# What you are asked to do
Write out the records again, exactly, leaving none out.

# Dataset entries

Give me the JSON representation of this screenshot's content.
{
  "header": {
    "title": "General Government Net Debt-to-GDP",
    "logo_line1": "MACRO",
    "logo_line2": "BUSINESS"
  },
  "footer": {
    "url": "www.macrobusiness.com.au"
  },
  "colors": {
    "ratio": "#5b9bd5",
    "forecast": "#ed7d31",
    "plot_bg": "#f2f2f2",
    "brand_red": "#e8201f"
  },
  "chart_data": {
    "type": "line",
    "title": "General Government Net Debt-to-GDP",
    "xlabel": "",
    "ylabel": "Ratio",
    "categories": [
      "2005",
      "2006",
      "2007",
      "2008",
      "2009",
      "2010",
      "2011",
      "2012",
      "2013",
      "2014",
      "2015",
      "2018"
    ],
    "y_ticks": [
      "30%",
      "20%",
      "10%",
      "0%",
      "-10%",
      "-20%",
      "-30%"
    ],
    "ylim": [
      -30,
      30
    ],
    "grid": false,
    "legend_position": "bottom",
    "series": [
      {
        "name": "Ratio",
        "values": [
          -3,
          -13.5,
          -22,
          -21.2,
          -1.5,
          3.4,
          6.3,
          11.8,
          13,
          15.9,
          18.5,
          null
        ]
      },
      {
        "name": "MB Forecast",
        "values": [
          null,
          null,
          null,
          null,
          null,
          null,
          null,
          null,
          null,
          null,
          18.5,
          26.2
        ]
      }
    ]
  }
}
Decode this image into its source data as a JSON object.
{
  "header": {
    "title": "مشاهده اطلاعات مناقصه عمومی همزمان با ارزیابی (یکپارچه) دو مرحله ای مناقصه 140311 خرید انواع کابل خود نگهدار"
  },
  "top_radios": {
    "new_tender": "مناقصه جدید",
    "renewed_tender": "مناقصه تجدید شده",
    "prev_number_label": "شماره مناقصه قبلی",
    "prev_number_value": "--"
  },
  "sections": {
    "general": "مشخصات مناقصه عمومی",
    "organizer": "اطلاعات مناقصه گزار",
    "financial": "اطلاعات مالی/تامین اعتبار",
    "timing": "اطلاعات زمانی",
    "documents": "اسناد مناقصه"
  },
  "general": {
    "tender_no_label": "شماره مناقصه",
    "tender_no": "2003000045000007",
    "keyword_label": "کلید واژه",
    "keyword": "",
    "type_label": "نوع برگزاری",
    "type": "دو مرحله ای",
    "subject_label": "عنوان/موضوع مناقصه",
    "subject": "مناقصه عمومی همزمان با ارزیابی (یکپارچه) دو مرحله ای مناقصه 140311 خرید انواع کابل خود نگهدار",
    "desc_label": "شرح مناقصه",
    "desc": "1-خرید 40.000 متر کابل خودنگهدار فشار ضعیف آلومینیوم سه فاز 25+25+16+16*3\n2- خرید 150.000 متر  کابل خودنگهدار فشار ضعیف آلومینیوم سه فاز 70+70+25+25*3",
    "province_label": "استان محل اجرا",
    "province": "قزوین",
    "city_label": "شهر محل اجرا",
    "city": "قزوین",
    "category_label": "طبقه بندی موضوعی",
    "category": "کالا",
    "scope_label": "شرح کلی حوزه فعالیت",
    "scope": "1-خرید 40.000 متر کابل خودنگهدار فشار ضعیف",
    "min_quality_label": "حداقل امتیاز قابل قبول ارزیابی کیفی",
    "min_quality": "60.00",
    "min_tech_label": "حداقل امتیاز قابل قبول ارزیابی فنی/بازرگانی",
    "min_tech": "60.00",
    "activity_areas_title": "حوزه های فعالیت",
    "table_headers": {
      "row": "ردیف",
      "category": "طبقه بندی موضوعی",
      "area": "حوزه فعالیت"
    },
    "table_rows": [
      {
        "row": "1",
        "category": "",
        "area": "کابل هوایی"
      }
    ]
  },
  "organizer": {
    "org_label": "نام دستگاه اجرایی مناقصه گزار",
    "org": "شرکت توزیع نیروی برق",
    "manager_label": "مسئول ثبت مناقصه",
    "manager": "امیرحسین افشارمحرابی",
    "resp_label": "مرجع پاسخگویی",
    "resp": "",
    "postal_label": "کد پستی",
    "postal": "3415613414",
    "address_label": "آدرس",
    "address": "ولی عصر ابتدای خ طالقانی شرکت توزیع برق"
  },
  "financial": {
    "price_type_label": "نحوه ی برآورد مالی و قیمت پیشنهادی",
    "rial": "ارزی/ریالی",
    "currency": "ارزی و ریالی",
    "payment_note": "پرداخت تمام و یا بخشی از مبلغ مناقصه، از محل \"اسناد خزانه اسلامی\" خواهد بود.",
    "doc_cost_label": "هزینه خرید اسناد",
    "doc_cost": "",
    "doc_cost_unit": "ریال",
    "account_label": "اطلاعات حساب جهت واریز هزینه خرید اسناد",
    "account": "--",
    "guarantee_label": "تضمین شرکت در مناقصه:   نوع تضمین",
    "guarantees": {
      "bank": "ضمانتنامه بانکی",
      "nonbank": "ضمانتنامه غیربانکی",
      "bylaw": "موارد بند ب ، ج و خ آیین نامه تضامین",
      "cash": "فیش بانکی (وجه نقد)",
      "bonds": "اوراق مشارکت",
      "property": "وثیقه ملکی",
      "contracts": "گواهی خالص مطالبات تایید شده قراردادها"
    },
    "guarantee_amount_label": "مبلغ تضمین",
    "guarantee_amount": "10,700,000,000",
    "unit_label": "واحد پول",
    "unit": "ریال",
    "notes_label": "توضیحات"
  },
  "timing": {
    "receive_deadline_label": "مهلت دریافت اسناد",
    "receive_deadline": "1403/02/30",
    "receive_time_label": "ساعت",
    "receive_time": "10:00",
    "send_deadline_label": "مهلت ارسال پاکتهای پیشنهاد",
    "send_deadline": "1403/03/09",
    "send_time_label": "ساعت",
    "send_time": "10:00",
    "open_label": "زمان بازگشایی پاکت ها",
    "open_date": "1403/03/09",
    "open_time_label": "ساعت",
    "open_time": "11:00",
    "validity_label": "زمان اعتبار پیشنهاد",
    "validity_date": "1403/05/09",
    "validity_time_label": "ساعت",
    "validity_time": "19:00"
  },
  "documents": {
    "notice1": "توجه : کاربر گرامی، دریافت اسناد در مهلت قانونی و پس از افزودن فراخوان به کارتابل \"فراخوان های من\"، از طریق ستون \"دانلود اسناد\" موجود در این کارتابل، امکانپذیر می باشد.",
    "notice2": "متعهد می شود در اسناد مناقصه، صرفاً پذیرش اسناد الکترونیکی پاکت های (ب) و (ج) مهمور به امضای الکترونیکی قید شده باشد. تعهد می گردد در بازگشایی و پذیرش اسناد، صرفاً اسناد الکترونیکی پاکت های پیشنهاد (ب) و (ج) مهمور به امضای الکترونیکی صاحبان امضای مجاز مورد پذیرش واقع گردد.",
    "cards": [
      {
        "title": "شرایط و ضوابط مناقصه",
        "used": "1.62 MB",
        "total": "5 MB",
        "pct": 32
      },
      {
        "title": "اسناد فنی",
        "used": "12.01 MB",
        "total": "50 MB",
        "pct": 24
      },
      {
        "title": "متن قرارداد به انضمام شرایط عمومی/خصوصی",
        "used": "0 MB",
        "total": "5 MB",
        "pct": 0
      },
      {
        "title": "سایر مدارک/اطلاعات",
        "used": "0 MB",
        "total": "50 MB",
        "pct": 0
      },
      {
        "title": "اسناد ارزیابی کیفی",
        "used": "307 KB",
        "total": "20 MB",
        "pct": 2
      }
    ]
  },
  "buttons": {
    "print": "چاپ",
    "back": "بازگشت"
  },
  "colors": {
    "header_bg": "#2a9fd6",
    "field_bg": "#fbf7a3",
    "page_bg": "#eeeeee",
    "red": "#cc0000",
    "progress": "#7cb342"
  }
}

# Expected output
Give me the JSON representation of this screenshot's content.
{
  "header": {
    "title": "General Government Net Debt-to-GDP",
    "logo_line1": "MACRO",
    "logo_line2": "BUSINESS"
  },
  "footer": {
    "url": "www.macrobusiness.com.au"
  },
  "colors": {
    "ratio": "#5b9bd5",
    "forecast": "#ed7d31",
    "plot_bg": "#f2f2f2",
    "brand_red": "#e8201f"
  },
  "chart_data": {
    "type": "line",
    "title": "General Government Net Debt-to-GDP",
    "xlabel": "",
    "ylabel": "Ratio",
    "categories": [
      "2005",
      "2006",
      "2007",
      "2008",
      "2009",
      "2010",
      "2011",
      "2012",
      "2013",
      "2014",
      "2015",
      "2018"
    ],
    "y_ticks": [
      "30%",
      "20%",
      "10%",
      "0%",
      "-10%",
      "-20%",
      "-30%"
    ],
    "ylim": [
      -30,
      30
    ],
    "grid": false,
    "legend_position": "bottom",
    "series": [
      {
        "name": "Ratio",
        "values": [
          -3,
          -13.5,
          -22,
          -21.2,
          -1.5,
          3.4,
          6.3,
          11.8,
          13,
          15.9,
          18.5,
          null
        ]
      },
      {
        "name": "MB Forecast",
        "values": [
          null,
          null,
          null,
          null,
          null,
          null,
          null,
          null,
          null,
          null,
          18.5,
          26.2
        ]
      }
    ]
  }
}
Decode this image into its source data as a JSON object.
{
  "header": {
    "title": "مشاهده اطلاعات مناقصه عمومی همزمان با ارزیابی (یکپارچه) دو مرحله ای مناقصه 140311 خرید انواع کابل خود نگهدار"
  },
  "top_radios": {
    "new_tender": "مناقصه جدید",
    "renewed_tender": "مناقصه تجدید شده",
    "prev_number_label": "شماره مناقصه قبلی",
    "prev_number_value": "--"
  },
  "sections": {
    "general": "مشخصات مناقصه عمومی",
    "organizer": "اطلاعات مناقصه گزار",
    "financial": "اطلاعات مالی/تامین اعتبار",
    "timing": "اطلاعات زمانی",
    "documents": "اسناد مناقصه"
  },
  "general": {
    "tender_no_label": "شماره مناقصه",
    "tender_no": "2003000045000007",
    "keyword_label": "کلید واژه",
    "keyword": "",
    "type_label": "نوع برگزاری",
    "type": "دو مرحله ای",
    "subject_label": "عنوان/موضوع مناقصه",
    "subject": "مناقصه عمومی همزمان با ارزیابی (یکپارچه) دو مرحله ای مناقصه 140311 خرید انواع کابل خود نگهدار",
    "desc_label": "شرح مناقصه",
    "desc": "1-خرید 40.000 متر کابل خودنگهدار فشار ضعیف آلومینیوم سه فاز 25+25+16+16*3\n2- خرید 150.000 متر  کابل خودنگهدار فشار ضعیف آلومینیوم سه فاز 70+70+25+25*3",
    "province_label": "استان محل اجرا",
    "province": "قزوین",
    "city_label": "شهر محل اجرا",
    "city": "قزوین",
    "category_label": "طبقه بندی موضوعی",
    "category": "کالا",
    "scope_label": "شرح کلی حوزه فعالیت",
    "scope": "1-خرید 40.000 متر کابل خودنگهدار فشار ضعیف",
    "min_quality_label": "حداقل امتیاز قابل قبول ارزیابی کیفی",
    "min_quality": "60.00",
    "min_tech_label": "حداقل امتیاز قابل قبول ارزیابی فنی/بازرگانی",
    "min_tech": "60.00",
    "activity_areas_title": "حوزه های فعالیت",
    "table_headers": {
      "row": "ردیف",
      "category": "طبقه بندی موضوعی",
      "area": "حوزه فعالیت"
    },
    "table_rows": [
      {
        "row": "1",
        "category": "",
        "area": "کابل هوایی"
      }
    ]
  },
  "organizer": {
    "org_label": "نام دستگاه اجرایی مناقصه گزار",
    "org": "شرکت توزیع نیروی برق",
    "manager_label": "مسئول ثبت مناقصه",
    "manager": "امیرحسین افشارمحرابی",
    "resp_label": "مرجع پاسخگویی",
    "resp": "",
    "postal_label": "کد پستی",
    "postal": "3415613414",
    "address_label": "آدرس",
    "address": "ولی عصر ابتدای خ طالقانی شرکت توزیع برق"
  },
  "financial": {
    "price_type_label": "نحوه ی برآورد مالی و قیمت پیشنهادی",
    "rial": "ارزی/ریالی",
    "currency": "ارزی و ریالی",
    "payment_note": "پرداخت تمام و یا بخشی از مبلغ مناقصه، از محل \"اسناد خزانه اسلامی\" خواهد بود.",
    "doc_cost_label": "هزینه خرید اسناد",
    "doc_cost": "",
    "doc_cost_unit": "ریال",
    "account_label": "اطلاعات حساب جهت واریز هزینه خرید اسناد",
    "account": "--",
    "guarantee_label": "تضمین شرکت در مناقصه:   نوع تضمین",
    "guarantees": {
      "bank": "ضمانتنامه بانکی",
      "nonbank": "ضمانتنامه غیربانکی",
      "bylaw": "موارد بند ب ، ج و خ آیین نامه تضامین",
      "cash": "فیش بانکی (وجه نقد)",
      "bonds": "اوراق مشارکت",
      "property": "وثیقه ملکی",
      "contracts": "گواهی خالص مطالبات تایید شده قراردادها"
    },
    "guarantee_amount_label": "مبلغ تضمین",
    "guarantee_amount": "10,700,000,000",
    "unit_label": "واحد پول",
    "unit": "ریال",
    "notes_label": "توضیحات"
  },
  "timing": {
    "receive_deadline_label": "مهلت دریافت اسناد",
    "receive_deadline": "1403/02/30",
    "receive_time_label": "ساعت",
    "receive_time": "10:00",
    "send_deadline_label": "مهلت ارسال پاکتهای پیشنهاد",
    "send_deadline": "1403/03/09",
    "send_time_label": "ساعت",
    "send_time": "10:00",
    "open_label": "زمان بازگشایی پاکت ها",
    "open_date": "1403/03/09",
    "open_time_label": "ساعت",
    "open_time": "11:00",
    "validity_label": "زمان اعتبار پیشنهاد",
    "validity_date": "1403/05/09",
    "validity_time_label": "ساعت",
    "validity_time": "19:00"
  },
  "documents": {
    "notice1": "توجه : کاربر گرامی، دریافت اسناد در مهلت قانونی و پس از افزودن فراخوان به کارتابل \"فراخوان های من\"، از طریق ستون \"دانلود اسناد\" موجود در این کارتابل، امکانپذیر می باشد.",
    "notice2": "متعهد می شود در اسناد مناقصه، صرفاً پذیرش اسناد الکترونیکی پاکت های (ب) و (ج) مهمور به امضای الکترونیکی قید شده باشد. تعهد می گردد در بازگشایی و پذیرش اسناد، صرفاً اسناد الکترونیکی پاکت های پیشنهاد (ب) و (ج) مهمور به امضای الکترونیکی صاحبان امضای مجاز مورد پذیرش واقع گردد.",
    "cards": [
      {
        "title": "شرایط و ضوابط مناقصه",
        "used": "1.62 MB",
        "total": "5 MB",
        "pct": 32
      },
      {
        "title": "اسناد فنی",
        "used": "12.01 MB",
        "total": "50 MB",
        "pct": 24
      },
      {
        "title": "متن قرارداد به انضمام شرایط عمومی/خصوصی",
        "used": "0 MB",
        "total": "5 MB",
        "pct": 0
      },
      {
        "title": "سایر مدارک/اطلاعات",
        "used": "0 MB",
        "total": "50 MB",
        "pct": 0
      },
      {
        "title": "اسناد ارزیابی کیفی",
        "used": "307 KB",
        "total": "20 MB",
        "pct": 2
      }
    ]
  },
  "buttons": {
    "print": "چاپ",
    "back": "بازگشت"
  },
  "colors": {
    "header_bg": "#2a9fd6",
    "field_bg": "#fbf7a3",
    "page_bg": "#eeeeee",
    "red": "#cc0000",
    "progress": "#7cb342"
  }
}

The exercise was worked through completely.